▸ WORK INSTRUCTIONS
Lines containing the word "Michelbach" are to be located and copied.

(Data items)
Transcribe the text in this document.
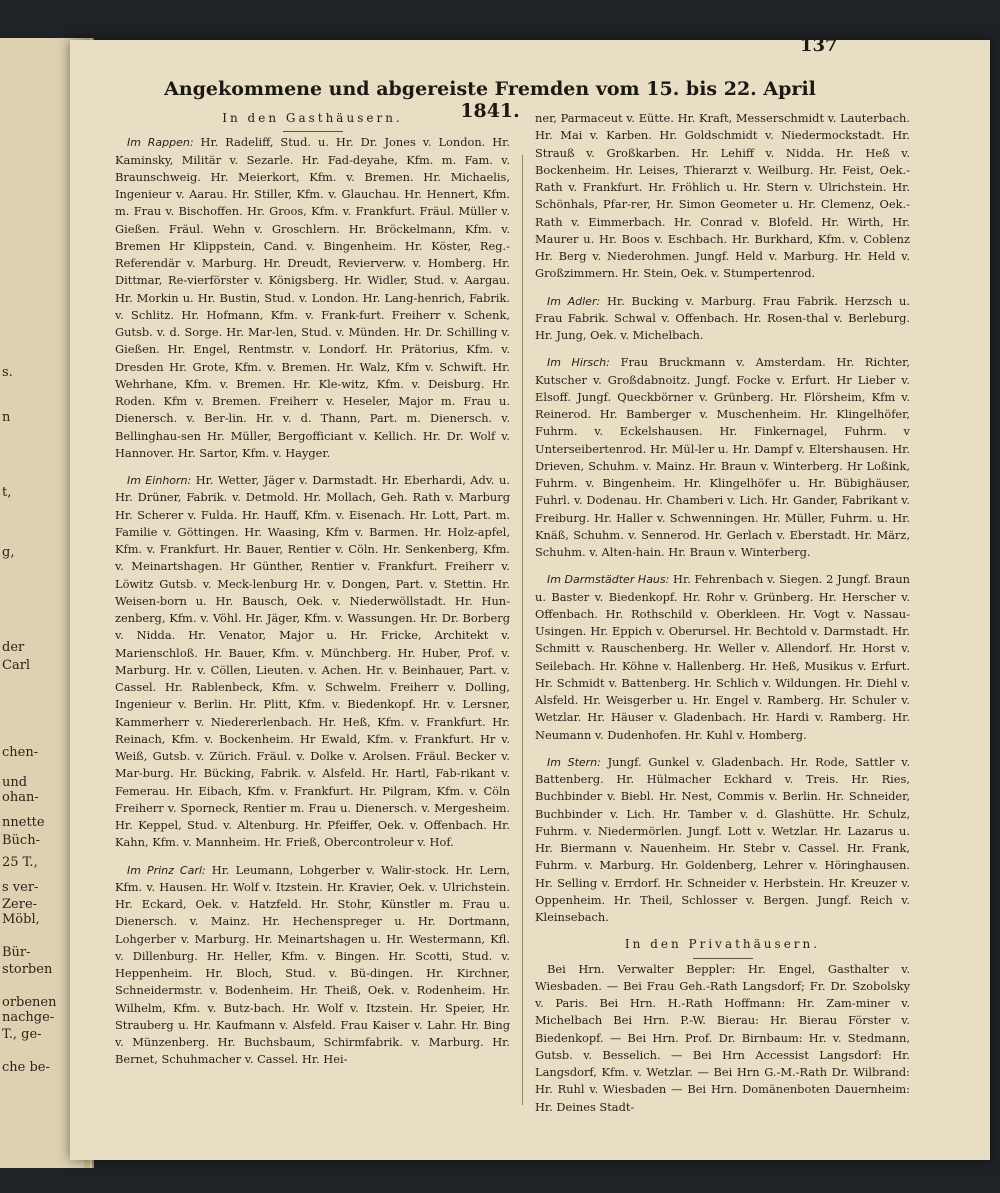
s.
n
t,
g,
der
Carl
chen-
und
ohan-
nnette
Büch-
25 T.,
s ver-
Zere-
Möbl,
Bür-
storben
orbenen
nachge-
T., ge-
che be-
137
Angekommene und abgereiste Fremden vom 15. bis 22. April 1841.
In den Gasthäusern.

Im Rappen: Hr. Radeliff, Stud. u. Hr. Dr. Jones v. London. Hr. Kaminsky, Militär v. Sezarle. Hr. Fad-deyahe, Kfm. m. Fam. v. Braunschweig. Hr. Meierkort, Kfm. v. Bremen. Hr. Michaelis, Ingenieur v. Aarau. Hr. Stiller, Kfm. v. Glauchau. Hr. Hennert, Kfm. m. Frau v. Bischoffen. Hr. Groos, Kfm. v. Frankfurt. Fräul. Müller v. Gießen. Fräul. Wehn v. Groschlern. Hr. Bröckelmann, Kfm. v. Bremen Hr Klippstein, Cand. v. Bingenheim. Hr. Köster, Reg.-Referendär v. Marburg. Hr. Dreudt, Revierverw. v. Homberg. Hr. Dittmar, Re-vierförster v. Königsberg. Hr. Widler, Stud. v. Aargau. Hr. Morkin u. Hr. Bustin, Stud. v. London. Hr. Lang-henrich, Fabrik. v. Schlitz. Hr. Hofmann, Kfm. v. Frank-furt. Freiherr v. Schenk, Gutsb. v. d. Sorge. Hr. Mar-len, Stud. v. Münden. Hr. Dr. Schilling v. Gießen. Hr. Engel, Rentmstr. v. Londorf. Hr. Prätorius, Kfm. v. Dresden Hr. Grote, Kfm. v. Bremen. Hr. Walz, Kfm v. Schwift. Hr. Wehrhane, Kfm. v. Bremen. Hr. Kle-witz, Kfm. v. Deisburg. Hr. Roden. Kfm v. Bremen. Freiherr v. Heseler, Major m. Frau u. Dienersch. v. Ber-lin. Hr. v. d. Thann, Part. m. Dienersch. v. Bellinghau-sen Hr. Müller, Bergofficiant v. Kellich. Hr. Dr. Wolf v. Hannover. Hr. Sartor, Kfm. v. Hayger.

Im Einhorn: Hr. Wetter, Jäger v. Darmstadt. Hr. Eberhardi, Adv. u. Hr. Drüner, Fabrik. v. Detmold. Hr. Mollach, Geh. Rath v. Marburg Hr. Scherer v. Fulda. Hr. Hauff, Kfm. v. Eisenach. Hr. Lott, Part. m. Familie v. Göttingen. Hr. Waasing, Kfm v. Barmen. Hr. Holz-apfel, Kfm. v. Frankfurt. Hr. Bauer, Rentier v. Cöln. Hr. Senkenberg, Kfm. v. Meinartshagen. Hr Günther, Rentier v. Frankfurt. Freiherr v. Löwitz Gutsb. v. Meck-lenburg Hr. v. Dongen, Part. v. Stettin. Hr. Weisen-born u. Hr. Bausch, Oek. v. Niederwöllstadt. Hr. Hun-zenberg, Kfm. v. Vöhl. Hr. Jäger, Kfm. v. Wassungen. Hr. Dr. Borberg v. Nidda. Hr. Venator, Major u. Hr. Fricke, Architekt v. Marienschloß. Hr. Bauer, Kfm. v. Münchberg. Hr. Huber, Prof. v. Marburg. Hr. v. Cöllen, Lieuten. v. Achen. Hr. v. Beinhauer, Part. v. Cassel. Hr. Rablenbeck, Kfm. v. Schwelm. Freiherr v. Dolling, Ingenieur v. Berlin. Hr. Plitt, Kfm. v. Biedenkopf. Hr. v. Lersner, Kammerherr v. Niedererlenbach. Hr. Heß, Kfm. v. Frankfurt. Hr. Reinach, Kfm. v. Bockenheim. Hr Ewald, Kfm. v. Frankfurt. Hr v. Weiß, Gutsb. v. Zürich. Fräul. v. Dolke v. Arolsen. Fräul. Becker v. Mar-burg. Hr. Bücking, Fabrik. v. Alsfeld. Hr. Hartl, Fab-rikant v. Femerau. Hr. Eibach, Kfm. v. Frankfurt. Hr. Pilgram, Kfm. v. Cöln Freiherr v. Sporneck, Rentier m. Frau u. Dienersch. v. Mergesheim. Hr. Keppel, Stud. v. Altenburg. Hr. Pfeiffer, Oek. v. Offenbach. Hr. Kahn, Kfm. v. Mannheim. Hr. Frieß, Obercontroleur v. Hof.

Im Prinz Carl: Hr. Leumann, Lohgerber v. Walir-stock. Hr. Lern, Kfm. v. Hausen. Hr. Wolf v. Itzstein. Hr. Kravier, Oek. v. Ulrichstein. Hr. Eckard, Oek. v. Hatzfeld. Hr. Stohr, Künstler m. Frau u. Dienersch. v. Mainz. Hr. Hechenspreger u. Hr. Dortmann, Lohgerber v. Marburg. Hr. Meinartshagen u. Hr. Westermann, Kfl. v. Dillenburg. Hr. Heller, Kfm. v. Bingen. Hr. Scotti, Stud. v. Heppenheim. Hr. Bloch, Stud. v. Bü-dingen. Hr. Kirchner, Schneidermstr. v. Bodenheim. Hr. Theiß, Oek. v. Rodenheim. Hr. Wilhelm, Kfm. v. Butz-bach. Hr. Wolf v. Itzstein. Hr. Speier, Hr. Strauberg u. Hr. Kaufmann v. Alsfeld. Frau Kaiser v. Lahr. Hr. Bing v. Münzenberg. Hr. Buchsbaum, Schirmfabrik. v. Marburg. Hr. Bernet, Schuhmacher v. Cassel. Hr. Hei-

ner, Parmaceut v. Eütte. Hr. Kraft, Messerschmidt v. Lauterbach. Hr. Mai v. Karben. Hr. Goldschmidt v. Niedermockstadt. Hr. Strauß v. Großkarben. Hr. Lehiff v. Nidda. Hr. Heß v. Bockenheim. Hr. Leises, Thierarzt v. Weilburg. Hr. Feist, Oek.-Rath v. Frankfurt. Hr. Fröhlich u. Hr. Stern v. Ulrichstein. Hr. Schönhals, Pfar-rer, Hr. Simon Geometer u. Hr. Clemenz, Oek.-Rath v. Eimmerbach. Hr. Conrad v. Blofeld. Hr. Wirth, Hr. Maurer u. Hr. Boos v. Eschbach. Hr. Burkhard, Kfm. v. Coblenz Hr. Berg v. Niederohmen. Jungf. Held v. Marburg. Hr. Held v. Großzimmern. Hr. Stein, Oek. v. Stumpertenrod.

Im Adler: Hr. Bucking v. Marburg. Frau Fabrik. Herzsch u. Frau Fabrik. Schwal v. Offenbach. Hr. Rosen-thal v. Berleburg. Hr. Jung, Oek. v. Michelbach.

Im Hirsch: Frau Bruckmann v. Amsterdam. Hr. Richter, Kutscher v. Großdabnoitz. Jungf. Focke v. Erfurt. Hr Lieber v. Elsoff. Jungf. Queckbörner v. Grünberg. Hr. Flörsheim, Kfm v. Reinerod. Hr. Bamberger v. Muschenheim. Hr. Klingelhöfer, Fuhrm. v. Eckelshausen. Hr. Finkernagel, Fuhrm. v Unterseibertenrod. Hr. Mül-ler u. Hr. Dampf v. Eltershausen. Hr. Drieven, Schuhm. v. Mainz. Hr. Braun v. Winterberg. Hr Loßink, Fuhrm. v. Bingenheim. Hr. Klingelhöfer u. Hr. Bübighäuser, Fuhrl. v. Dodenau. Hr. Chamberi v. Lich. Hr. Gander, Fabrikant v. Freiburg. Hr. Haller v. Schwenningen. Hr. Müller, Fuhrm. u. Hr. Knäß, Schuhm. v. Sennerod. Hr. Gerlach v. Eberstadt. Hr. März, Schuhm. v. Alten-hain. Hr. Braun v. Winterberg.

Im Darmstädter Haus: Hr. Fehrenbach v. Siegen. 2 Jungf. Braun u. Baster v. Biedenkopf. Hr. Rohr v. Grünberg. Hr. Herscher v. Offenbach. Hr. Rothschild v. Oberkleen. Hr. Vogt v. Nassau-Usingen. Hr. Eppich v. Oberursel. Hr. Bechtold v. Darmstadt. Hr. Schmitt v. Rauschenberg. Hr. Weller v. Allendorf. Hr. Horst v. Seilebach. Hr. Köhne v. Hallenberg. Hr. Heß, Musikus v. Erfurt. Hr. Schmidt v. Battenberg. Hr. Schlich v. Wildungen. Hr. Diehl v. Alsfeld. Hr. Weisgerber u. Hr. Engel v. Ramberg. Hr. Schuler v. Wetzlar. Hr. Häuser v. Gladenbach. Hr. Hardi v. Ramberg. Hr. Neumann v. Dudenhofen. Hr. Kuhl v. Homberg.

Im Stern: Jungf. Gunkel v. Gladenbach. Hr. Rode, Sattler v. Battenberg. Hr. Hülmacher Eckhard v. Treis. Hr. Ries, Buchbinder v. Biebl. Hr. Nest, Commis v. Berlin. Hr. Schneider, Buchbinder v. Lich. Hr. Tamber v. d. Glashütte. Hr. Schulz, Fuhrm. v. Niedermörlen. Jungf. Lott v. Wetzlar. Hr. Lazarus u. Hr. Biermann v. Nauenheim. Hr. Stebr v. Cassel. Hr. Frank, Fuhrm. v. Marburg. Hr. Goldenberg, Lehrer v. Höringhausen. Hr. Selling v. Errdorf. Hr. Schneider v. Herbstein. Hr. Kreuzer v. Oppenheim. Hr. Theil, Schlosser v. Bergen. Jungf. Reich v. Kleinsebach.

In den Privathäusern.

Bei Hrn. Verwalter Beppler: Hr. Engel, Gasthalter v. Wiesbaden. — Bei Frau Geh.-Rath Langsdorf; Fr. Dr. Szobolsky v. Paris. Bei Hrn. H.-Rath Hoffmann: Hr. Zam-miner v. Michelbach Bei Hrn. P.-W. Bierau: Hr. Bierau Förster v. Biedenkopf. — Bei Hrn. Prof. Dr. Birnbaum: Hr. v. Stedmann, Gutsb. v. Besselich. — Bei Hrn Accessist Langsdorf: Hr. Langsdorf, Kfm. v. Wetzlar. — Bei Hrn G.-M.-Rath Dr. Wilbrand: Hr. Ruhl v. Wiesbaden — Bei Hrn. Domänenboten Dauernheim: Hr. Deines Stadt-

▸ WRITTEN RESPONSE
Im Adler: Hr. Bucking v. Marburg. Frau Fabrik. Herzsch u. Frau Fabrik. Schwal v. Offenbach. Hr. Rosen-thal v. Berleburg. Hr. Jung, Oek. v. Michelbach.
Bei Hrn. Verwalter Beppler: Hr. Engel, Gasthalter v. Wiesbaden. — Bei Frau Geh.-Rath Langsdorf; Fr. Dr. Szobolsky v. Paris. Bei Hrn. H.-Rath Hoffmann: Hr. Zam-miner v. Michelbach Bei Hrn. P.-W. Bierau: Hr. Bierau Förster v. Biedenkopf. — Bei Hrn. Prof. Dr. Birnbaum: Hr. v. Stedmann, Gutsb. v. Besselich. — Bei Hrn Accessist Langsdorf: Hr. Langsdorf, Kfm. v. Wetzlar. — Bei Hrn G.-M.-Rath Dr. Wilbrand: Hr. Ruhl v. Wiesbaden — Bei Hrn. Domänenboten Dauernheim: Hr. Deines Stadt-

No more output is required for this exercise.